WORK TO DO
List, from the lines below, each one with "Insertion" in it.

== == ==

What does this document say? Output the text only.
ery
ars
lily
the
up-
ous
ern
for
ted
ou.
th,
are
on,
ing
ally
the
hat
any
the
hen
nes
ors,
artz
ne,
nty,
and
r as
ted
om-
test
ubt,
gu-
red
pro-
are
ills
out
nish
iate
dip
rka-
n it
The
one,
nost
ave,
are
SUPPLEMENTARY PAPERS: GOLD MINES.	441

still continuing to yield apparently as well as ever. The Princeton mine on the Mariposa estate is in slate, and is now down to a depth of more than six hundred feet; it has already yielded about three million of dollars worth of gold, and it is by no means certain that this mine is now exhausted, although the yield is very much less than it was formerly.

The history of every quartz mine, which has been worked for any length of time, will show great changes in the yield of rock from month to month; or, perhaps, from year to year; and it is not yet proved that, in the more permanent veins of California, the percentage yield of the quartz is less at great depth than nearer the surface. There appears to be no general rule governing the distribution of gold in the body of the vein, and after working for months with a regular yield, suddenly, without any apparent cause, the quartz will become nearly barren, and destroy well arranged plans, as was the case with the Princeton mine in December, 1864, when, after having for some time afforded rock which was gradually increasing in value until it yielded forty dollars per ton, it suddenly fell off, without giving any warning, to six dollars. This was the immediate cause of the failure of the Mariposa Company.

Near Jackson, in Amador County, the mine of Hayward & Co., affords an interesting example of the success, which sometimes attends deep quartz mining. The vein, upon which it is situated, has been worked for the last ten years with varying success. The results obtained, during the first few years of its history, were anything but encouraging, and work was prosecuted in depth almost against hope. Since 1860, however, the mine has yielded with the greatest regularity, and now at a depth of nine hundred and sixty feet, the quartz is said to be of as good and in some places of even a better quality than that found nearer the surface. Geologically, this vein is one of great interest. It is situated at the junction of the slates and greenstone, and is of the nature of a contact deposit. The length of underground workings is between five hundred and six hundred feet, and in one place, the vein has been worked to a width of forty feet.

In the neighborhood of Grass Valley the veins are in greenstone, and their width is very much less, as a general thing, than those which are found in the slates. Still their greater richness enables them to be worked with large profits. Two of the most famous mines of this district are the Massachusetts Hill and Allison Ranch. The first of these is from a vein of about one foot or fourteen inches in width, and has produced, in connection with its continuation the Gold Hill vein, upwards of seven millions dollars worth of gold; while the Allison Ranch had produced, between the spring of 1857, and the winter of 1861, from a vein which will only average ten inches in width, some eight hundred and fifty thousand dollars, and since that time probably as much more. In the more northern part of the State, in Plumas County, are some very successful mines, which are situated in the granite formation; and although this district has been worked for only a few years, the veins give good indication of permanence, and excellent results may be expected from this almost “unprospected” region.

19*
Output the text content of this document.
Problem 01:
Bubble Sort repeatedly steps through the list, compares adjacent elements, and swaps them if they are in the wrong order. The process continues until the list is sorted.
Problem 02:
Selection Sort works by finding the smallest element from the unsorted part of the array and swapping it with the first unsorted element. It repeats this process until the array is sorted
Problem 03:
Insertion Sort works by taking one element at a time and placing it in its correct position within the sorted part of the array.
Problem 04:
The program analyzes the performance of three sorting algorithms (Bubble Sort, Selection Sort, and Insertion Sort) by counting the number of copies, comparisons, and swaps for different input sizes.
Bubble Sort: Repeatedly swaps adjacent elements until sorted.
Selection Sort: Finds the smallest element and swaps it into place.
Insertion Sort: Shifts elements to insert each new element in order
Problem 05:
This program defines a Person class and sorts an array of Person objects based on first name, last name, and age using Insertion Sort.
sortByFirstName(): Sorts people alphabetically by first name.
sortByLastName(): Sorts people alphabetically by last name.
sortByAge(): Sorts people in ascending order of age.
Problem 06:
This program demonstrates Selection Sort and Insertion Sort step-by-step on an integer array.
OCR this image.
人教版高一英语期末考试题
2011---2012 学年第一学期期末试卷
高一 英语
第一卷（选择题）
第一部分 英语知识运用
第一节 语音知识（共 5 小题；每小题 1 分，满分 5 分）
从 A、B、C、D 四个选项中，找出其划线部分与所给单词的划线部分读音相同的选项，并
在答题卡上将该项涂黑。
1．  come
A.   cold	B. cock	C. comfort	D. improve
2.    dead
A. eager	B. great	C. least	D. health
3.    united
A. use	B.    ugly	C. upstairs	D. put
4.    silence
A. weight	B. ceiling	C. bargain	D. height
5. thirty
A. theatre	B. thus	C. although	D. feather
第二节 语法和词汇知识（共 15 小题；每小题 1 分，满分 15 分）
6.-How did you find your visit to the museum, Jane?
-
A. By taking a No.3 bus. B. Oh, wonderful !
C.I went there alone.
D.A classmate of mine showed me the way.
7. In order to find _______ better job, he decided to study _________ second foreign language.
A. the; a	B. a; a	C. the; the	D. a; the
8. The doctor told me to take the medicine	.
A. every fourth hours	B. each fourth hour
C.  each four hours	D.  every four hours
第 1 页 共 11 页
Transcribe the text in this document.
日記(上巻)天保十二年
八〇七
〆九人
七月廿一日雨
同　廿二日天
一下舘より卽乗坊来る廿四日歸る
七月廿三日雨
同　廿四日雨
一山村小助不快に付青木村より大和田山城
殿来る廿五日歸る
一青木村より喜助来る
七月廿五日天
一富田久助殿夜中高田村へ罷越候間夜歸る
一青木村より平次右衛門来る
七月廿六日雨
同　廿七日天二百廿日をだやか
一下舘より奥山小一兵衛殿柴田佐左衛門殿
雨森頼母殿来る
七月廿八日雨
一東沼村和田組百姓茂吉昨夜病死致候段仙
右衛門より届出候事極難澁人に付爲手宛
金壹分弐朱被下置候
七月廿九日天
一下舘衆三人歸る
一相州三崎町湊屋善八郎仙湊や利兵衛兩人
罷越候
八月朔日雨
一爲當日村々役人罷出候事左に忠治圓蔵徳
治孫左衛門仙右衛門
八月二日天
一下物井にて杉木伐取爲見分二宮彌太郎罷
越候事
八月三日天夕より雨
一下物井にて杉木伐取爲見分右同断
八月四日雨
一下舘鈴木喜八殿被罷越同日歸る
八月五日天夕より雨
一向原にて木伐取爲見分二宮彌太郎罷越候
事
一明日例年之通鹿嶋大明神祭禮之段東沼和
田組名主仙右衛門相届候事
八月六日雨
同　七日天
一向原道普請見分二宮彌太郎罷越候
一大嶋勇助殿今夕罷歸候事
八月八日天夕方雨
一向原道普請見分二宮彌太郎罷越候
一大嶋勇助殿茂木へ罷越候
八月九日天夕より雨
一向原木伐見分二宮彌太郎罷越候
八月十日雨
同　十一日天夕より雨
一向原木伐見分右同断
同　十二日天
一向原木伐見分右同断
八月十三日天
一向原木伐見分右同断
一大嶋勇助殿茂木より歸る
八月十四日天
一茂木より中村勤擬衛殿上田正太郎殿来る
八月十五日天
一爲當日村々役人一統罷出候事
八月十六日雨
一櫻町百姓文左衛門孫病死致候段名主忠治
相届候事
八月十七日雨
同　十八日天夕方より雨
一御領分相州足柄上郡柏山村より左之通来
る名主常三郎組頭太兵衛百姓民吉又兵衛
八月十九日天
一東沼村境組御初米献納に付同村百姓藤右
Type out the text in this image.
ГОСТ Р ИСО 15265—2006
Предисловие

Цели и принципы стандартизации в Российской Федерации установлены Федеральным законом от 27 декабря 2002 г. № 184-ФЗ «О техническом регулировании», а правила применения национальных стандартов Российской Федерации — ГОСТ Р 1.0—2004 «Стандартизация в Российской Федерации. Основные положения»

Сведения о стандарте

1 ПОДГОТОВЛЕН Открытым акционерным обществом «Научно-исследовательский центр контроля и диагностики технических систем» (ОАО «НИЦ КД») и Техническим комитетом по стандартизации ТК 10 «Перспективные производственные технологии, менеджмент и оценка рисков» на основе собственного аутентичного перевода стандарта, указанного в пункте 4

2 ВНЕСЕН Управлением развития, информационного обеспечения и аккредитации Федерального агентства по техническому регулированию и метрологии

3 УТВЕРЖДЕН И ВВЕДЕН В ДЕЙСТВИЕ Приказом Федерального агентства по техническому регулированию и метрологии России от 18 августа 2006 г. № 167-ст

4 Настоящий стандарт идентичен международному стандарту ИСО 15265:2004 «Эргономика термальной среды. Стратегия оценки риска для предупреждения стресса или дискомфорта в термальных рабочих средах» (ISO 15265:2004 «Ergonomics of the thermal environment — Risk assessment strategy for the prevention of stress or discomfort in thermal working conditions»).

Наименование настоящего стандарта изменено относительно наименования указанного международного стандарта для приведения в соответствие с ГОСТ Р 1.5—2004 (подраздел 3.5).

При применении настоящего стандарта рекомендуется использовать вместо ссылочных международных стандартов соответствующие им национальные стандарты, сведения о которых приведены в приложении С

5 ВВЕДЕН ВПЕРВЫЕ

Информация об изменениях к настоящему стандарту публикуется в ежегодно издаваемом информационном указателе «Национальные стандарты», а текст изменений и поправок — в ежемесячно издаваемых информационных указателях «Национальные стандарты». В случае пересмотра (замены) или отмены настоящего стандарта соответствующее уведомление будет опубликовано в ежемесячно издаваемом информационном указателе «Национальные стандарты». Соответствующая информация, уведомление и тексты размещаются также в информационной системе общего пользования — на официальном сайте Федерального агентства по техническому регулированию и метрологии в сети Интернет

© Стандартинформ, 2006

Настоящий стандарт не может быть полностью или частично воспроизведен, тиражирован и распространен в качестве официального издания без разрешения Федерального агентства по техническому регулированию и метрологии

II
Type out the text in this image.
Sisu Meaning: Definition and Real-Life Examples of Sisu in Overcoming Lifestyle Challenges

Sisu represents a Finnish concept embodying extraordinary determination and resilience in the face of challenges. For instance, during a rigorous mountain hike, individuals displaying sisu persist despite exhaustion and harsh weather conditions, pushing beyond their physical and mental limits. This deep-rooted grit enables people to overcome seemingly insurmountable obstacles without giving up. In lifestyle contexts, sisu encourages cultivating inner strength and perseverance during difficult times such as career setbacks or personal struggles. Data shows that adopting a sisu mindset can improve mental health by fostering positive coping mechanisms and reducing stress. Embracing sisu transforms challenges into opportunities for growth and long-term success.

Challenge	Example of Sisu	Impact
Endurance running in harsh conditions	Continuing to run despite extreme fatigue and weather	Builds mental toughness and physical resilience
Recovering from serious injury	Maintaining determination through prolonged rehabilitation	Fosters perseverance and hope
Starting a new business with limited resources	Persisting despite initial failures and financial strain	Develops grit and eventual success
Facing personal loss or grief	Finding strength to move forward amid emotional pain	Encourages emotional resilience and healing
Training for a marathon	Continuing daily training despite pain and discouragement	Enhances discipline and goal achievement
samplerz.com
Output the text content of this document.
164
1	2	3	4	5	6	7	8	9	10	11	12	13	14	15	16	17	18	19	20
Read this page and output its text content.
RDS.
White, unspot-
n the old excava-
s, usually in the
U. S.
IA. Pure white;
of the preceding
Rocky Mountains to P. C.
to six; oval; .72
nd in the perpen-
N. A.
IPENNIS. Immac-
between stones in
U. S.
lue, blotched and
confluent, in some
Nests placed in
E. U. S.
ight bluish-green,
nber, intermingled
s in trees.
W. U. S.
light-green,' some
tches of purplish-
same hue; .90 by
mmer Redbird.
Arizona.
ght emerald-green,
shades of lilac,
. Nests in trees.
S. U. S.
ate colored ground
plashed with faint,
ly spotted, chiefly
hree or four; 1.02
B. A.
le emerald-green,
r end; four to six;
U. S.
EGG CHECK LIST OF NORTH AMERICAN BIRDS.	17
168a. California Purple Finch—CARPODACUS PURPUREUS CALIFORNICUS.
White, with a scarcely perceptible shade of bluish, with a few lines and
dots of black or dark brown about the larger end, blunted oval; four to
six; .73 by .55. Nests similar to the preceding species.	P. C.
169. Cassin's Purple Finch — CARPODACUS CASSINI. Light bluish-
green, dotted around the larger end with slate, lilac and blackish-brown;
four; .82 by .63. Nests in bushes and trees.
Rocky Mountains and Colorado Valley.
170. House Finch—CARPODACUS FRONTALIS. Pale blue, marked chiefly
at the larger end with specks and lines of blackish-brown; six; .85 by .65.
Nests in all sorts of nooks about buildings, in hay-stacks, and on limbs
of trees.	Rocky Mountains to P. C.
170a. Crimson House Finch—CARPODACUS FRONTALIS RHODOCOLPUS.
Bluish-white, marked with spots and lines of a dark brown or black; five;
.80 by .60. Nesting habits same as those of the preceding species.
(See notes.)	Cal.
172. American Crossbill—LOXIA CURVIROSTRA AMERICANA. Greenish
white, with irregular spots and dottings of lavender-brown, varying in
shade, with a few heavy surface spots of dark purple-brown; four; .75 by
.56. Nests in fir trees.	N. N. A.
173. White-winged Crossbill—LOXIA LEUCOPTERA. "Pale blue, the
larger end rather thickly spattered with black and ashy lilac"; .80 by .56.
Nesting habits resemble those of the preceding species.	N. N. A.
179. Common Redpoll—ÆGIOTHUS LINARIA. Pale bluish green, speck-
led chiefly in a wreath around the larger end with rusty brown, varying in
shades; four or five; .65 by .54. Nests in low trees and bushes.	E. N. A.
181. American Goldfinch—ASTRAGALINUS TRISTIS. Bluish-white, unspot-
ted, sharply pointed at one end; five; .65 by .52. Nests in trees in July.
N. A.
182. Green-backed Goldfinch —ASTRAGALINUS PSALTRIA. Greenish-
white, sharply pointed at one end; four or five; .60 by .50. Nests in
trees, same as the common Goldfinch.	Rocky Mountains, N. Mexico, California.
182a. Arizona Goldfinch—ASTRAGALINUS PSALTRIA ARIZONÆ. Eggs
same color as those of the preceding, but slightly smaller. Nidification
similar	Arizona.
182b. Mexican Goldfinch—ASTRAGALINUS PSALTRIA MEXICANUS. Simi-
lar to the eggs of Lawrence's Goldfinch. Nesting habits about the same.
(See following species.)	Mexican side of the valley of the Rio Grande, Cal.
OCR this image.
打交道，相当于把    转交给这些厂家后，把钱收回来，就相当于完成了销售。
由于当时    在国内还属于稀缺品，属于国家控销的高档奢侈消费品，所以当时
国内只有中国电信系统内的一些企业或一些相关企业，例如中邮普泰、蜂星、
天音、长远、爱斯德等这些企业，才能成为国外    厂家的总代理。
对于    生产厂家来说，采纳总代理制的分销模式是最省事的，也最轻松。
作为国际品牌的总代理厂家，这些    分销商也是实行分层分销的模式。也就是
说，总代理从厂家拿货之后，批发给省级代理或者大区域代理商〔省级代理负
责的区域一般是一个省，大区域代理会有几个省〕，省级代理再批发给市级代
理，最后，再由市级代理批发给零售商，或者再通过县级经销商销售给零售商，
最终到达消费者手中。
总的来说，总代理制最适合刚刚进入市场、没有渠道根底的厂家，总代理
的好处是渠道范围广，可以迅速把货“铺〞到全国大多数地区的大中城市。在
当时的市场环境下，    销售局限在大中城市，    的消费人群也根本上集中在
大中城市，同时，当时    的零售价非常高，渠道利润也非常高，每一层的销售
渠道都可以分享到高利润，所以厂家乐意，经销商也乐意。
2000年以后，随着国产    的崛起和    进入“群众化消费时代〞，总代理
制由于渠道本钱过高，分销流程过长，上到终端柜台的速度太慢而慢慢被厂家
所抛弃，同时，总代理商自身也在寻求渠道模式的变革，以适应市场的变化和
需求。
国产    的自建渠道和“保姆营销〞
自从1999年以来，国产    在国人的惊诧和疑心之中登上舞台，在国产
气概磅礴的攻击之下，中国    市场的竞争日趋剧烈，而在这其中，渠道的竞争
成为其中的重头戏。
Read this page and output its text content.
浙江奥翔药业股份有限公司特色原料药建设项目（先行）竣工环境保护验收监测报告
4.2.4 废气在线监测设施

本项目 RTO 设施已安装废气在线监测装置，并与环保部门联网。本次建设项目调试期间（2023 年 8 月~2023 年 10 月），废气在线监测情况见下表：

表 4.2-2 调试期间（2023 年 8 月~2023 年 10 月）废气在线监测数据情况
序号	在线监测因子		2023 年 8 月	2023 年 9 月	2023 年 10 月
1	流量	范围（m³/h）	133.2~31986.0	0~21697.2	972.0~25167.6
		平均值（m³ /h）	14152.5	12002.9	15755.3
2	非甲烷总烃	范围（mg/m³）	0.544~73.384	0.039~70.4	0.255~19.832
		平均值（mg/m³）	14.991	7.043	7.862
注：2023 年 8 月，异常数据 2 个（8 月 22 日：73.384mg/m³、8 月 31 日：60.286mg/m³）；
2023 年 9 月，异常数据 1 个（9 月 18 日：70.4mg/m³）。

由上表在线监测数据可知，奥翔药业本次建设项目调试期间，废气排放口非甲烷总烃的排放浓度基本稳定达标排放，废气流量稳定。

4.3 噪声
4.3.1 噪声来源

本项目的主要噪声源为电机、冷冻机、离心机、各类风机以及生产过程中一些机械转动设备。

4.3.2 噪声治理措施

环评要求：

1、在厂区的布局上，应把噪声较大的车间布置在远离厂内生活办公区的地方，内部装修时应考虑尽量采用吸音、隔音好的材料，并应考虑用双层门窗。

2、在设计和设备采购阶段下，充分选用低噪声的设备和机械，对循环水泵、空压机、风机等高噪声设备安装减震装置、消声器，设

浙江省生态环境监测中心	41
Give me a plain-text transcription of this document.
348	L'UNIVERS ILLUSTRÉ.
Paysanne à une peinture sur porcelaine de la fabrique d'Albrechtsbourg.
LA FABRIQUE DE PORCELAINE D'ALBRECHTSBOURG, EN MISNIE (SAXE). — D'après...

== == ==

EXERCISE SOLUTION
Insertion Sort works by taking one element at a time and placing it in its correct position within the sorted part of the array.
The program analyzes the performance of three sorting algorithms (Bubble Sort, Selection Sort, and Insertion Sort) by counting the number of copies, comparisons, and swaps for different input sizes.
Insertion Sort: Shifts elements to insert each new element in order
This program defines a Person class and sorts an array of Person objects based on first name, last name, and age using Insertion Sort.
This program demonstrates Selection Sort and Insertion Sort step-by-step on an integer array.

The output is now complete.